[A run of records]
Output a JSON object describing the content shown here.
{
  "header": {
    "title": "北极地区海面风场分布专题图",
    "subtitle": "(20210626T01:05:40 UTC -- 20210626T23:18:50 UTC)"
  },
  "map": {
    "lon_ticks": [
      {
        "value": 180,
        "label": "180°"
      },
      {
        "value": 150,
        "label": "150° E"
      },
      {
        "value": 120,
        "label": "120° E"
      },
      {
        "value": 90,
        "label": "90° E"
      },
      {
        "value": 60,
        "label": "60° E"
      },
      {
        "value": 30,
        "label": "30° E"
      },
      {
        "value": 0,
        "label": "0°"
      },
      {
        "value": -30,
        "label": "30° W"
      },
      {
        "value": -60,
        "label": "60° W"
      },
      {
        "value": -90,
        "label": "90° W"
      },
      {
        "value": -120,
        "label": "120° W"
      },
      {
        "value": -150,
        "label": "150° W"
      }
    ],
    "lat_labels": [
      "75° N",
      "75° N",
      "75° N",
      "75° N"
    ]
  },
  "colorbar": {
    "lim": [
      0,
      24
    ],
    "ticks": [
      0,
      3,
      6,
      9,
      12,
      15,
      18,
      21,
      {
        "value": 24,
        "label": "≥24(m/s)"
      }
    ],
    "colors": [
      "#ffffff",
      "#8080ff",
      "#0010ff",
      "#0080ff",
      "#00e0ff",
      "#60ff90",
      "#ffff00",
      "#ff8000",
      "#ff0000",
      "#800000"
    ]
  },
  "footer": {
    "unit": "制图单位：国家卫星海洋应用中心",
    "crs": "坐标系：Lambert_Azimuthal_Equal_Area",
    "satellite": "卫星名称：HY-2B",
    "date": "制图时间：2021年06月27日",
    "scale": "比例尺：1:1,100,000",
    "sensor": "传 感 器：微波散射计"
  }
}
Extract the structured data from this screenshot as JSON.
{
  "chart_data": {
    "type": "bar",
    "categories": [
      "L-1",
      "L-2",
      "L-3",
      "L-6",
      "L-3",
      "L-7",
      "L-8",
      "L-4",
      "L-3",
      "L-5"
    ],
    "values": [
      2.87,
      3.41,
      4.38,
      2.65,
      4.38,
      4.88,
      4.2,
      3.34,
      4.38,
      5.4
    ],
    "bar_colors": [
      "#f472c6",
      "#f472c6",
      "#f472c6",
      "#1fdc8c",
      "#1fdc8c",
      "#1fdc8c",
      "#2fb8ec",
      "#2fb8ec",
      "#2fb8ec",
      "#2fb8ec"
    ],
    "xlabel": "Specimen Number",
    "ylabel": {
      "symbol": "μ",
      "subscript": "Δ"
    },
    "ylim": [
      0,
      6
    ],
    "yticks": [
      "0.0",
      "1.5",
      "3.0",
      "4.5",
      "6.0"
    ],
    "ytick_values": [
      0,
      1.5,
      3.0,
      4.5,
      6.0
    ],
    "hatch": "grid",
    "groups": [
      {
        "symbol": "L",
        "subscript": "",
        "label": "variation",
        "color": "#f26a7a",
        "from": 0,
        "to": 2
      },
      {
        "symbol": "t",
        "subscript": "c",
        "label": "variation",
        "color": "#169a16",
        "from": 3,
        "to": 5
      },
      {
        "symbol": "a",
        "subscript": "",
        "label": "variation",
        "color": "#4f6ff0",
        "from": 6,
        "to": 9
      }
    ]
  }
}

§ **Your goal**
Scan the material above for the string "subscript" and return the lines that hold it.

§ **Answer to this problem**
      "subscript": "Δ"
        "subscript": "",
        "subscript": "c",
        "subscript": "",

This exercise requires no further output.